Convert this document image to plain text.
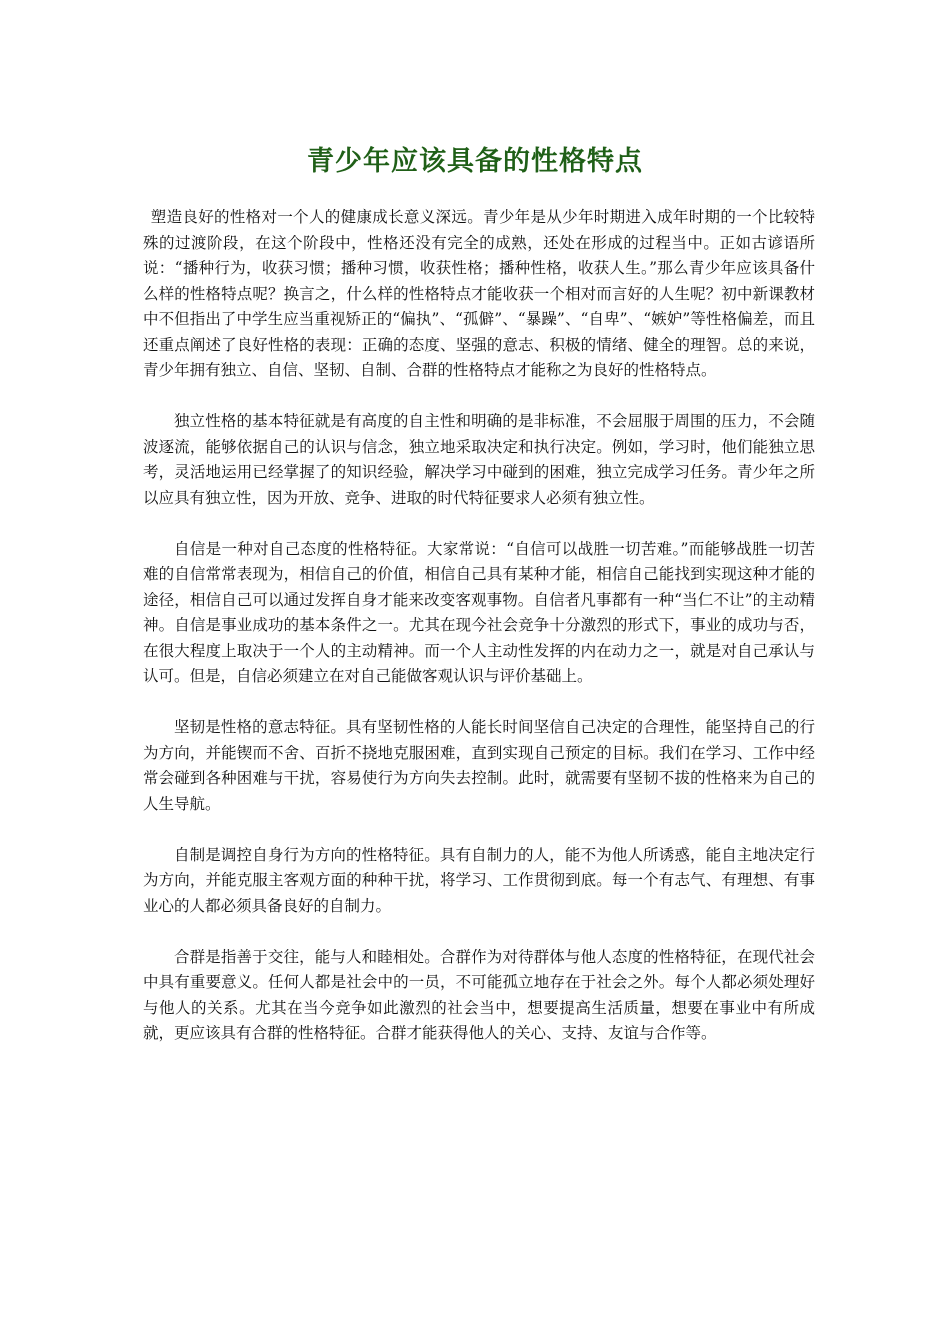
青少年应该具备的性格特点

塑造良好的性格对一个人的健康成长意义深远。青少年是从少年时期进入成年时期的一个比较特殊的过渡阶段，在这个阶段中，性格还没有完全的成熟，还处在形成的过程当中。正如古谚语所说：“播种行为，收获习惯；播种习惯，收获性格；播种性格，收获人生。”那么青少年应该具备什么样的性格特点呢？换言之，什么样的性格特点才能收获一个相对而言好的人生呢？初中新课教材中不但指出了中学生应当重视矫正的“偏执”、“孤僻”、“暴躁”、“自卑”、“嫉妒”等性格偏差，而且还重点阐述了良好性格的表现：正确的态度、坚强的意志、积极的情绪、健全的理智。总的来说，青少年拥有独立、自信、坚韧、自制、合群的性格特点才能称之为良好的性格特点。

独立性格的基本特征就是有高度的自主性和明确的是非标准，不会屈服于周围的压力，不会随波逐流，能够依据自己的认识与信念，独立地采取决定和执行决定。例如，学习时，他们能独立思考，灵活地运用已经掌握了的知识经验，解决学习中碰到的困难，独立完成学习任务。青少年之所以应具有独立性，因为开放、竞争、进取的时代特征要求人必须有独立性。

自信是一种对自己态度的性格特征。大家常说：“自信可以战胜一切苦难。”而能够战胜一切苦难的自信常常表现为，相信自己的价值，相信自己具有某种才能，相信自己能找到实现这种才能的途径，相信自己可以通过发挥自身才能来改变客观事物。自信者凡事都有一种“当仁不让”的主动精神。自信是事业成功的基本条件之一。尤其在现今社会竞争十分激烈的形式下，事业的成功与否，在很大程度上取决于一个人的主动精神。而一个人主动性发挥的内在动力之一，就是对自己承认与认可。但是，自信必须建立在对自己能做客观认识与评价基础上。

坚韧是性格的意志特征。具有坚韧性格的人能长时间坚信自己决定的合理性，能坚持自己的行为方向，并能锲而不舍、百折不挠地克服困难，直到实现自己预定的目标。我们在学习、工作中经常会碰到各种困难与干扰，容易使行为方向失去控制。此时，就需要有坚韧不拔的性格来为自己的人生导航。

自制是调控自身行为方向的性格特征。具有自制力的人，能不为他人所诱惑，能自主地决定行为方向，并能克服主客观方面的种种干扰，将学习、工作贯彻到底。每一个有志气、有理想、有事业心的人都必须具备良好的自制力。

合群是指善于交往，能与人和睦相处。合群作为对待群体与他人态度的性格特征，在现代社会中具有重要意义。任何人都是社会中的一员，不可能孤立地存在于社会之外。每个人都必须处理好与他人的关系。尤其在当今竞争如此激烈的社会当中，想要提高生活质量，想要在事业中有所成就，更应该具有合群的性格特征。合群才能获得他人的关心、支持、友谊与合作等。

What you need to do: Give every record again exactly, apart from the pictures, which stay out.

Expected output:
Convert this document image to plain text.
青少年应该具备的性格特点

塑造良好的性格对一个人的健康成长意义深远。青少年是从少年时期进入成年时期的一个比较特殊的过渡阶段，在这个阶段中，性格还没有完全的成熟，还处在形成的过程当中。正如古谚语所说：“播种行为，收获习惯；播种习惯，收获性格；播种性格，收获人生。”那么青少年应该具备什么样的性格特点呢？换言之，什么样的性格特点才能收获一个相对而言好的人生呢？初中新课教材中不但指出了中学生应当重视矫正的“偏执”、“孤僻”、“暴躁”、“自卑”、“嫉妒”等性格偏差，而且还重点阐述了良好性格的表现：正确的态度、坚强的意志、积极的情绪、健全的理智。总的来说，青少年拥有独立、自信、坚韧、自制、合群的性格特点才能称之为良好的性格特点。

独立性格的基本特征就是有高度的自主性和明确的是非标准，不会屈服于周围的压力，不会随波逐流，能够依据自己的认识与信念，独立地采取决定和执行决定。例如，学习时，他们能独立思考，灵活地运用已经掌握了的知识经验，解决学习中碰到的困难，独立完成学习任务。青少年之所以应具有独立性，因为开放、竞争、进取的时代特征要求人必须有独立性。

自信是一种对自己态度的性格特征。大家常说：“自信可以战胜一切苦难。”而能够战胜一切苦难的自信常常表现为，相信自己的价值，相信自己具有某种才能，相信自己能找到实现这种才能的途径，相信自己可以通过发挥自身才能来改变客观事物。自信者凡事都有一种“当仁不让”的主动精神。自信是事业成功的基本条件之一。尤其在现今社会竞争十分激烈的形式下，事业的成功与否，在很大程度上取决于一个人的主动精神。而一个人主动性发挥的内在动力之一，就是对自己承认与认可。但是，自信必须建立在对自己能做客观认识与评价基础上。

坚韧是性格的意志特征。具有坚韧性格的人能长时间坚信自己决定的合理性，能坚持自己的行为方向，并能锲而不舍、百折不挠地克服困难，直到实现自己预定的目标。我们在学习、工作中经常会碰到各种困难与干扰，容易使行为方向失去控制。此时，就需要有坚韧不拔的性格来为自己的人生导航。

自制是调控自身行为方向的性格特征。具有自制力的人，能不为他人所诱惑，能自主地决定行为方向，并能克服主客观方面的种种干扰，将学习、工作贯彻到底。每一个有志气、有理想、有事业心的人都必须具备良好的自制力。

合群是指善于交往，能与人和睦相处。合群作为对待群体与他人态度的性格特征，在现代社会中具有重要意义。任何人都是社会中的一员，不可能孤立地存在于社会之外。每个人都必须处理好与他人的关系。尤其在当今竞争如此激烈的社会当中，想要提高生活质量，想要在事业中有所成就，更应该具有合群的性格特征。合群才能获得他人的关心、支持、友谊与合作等。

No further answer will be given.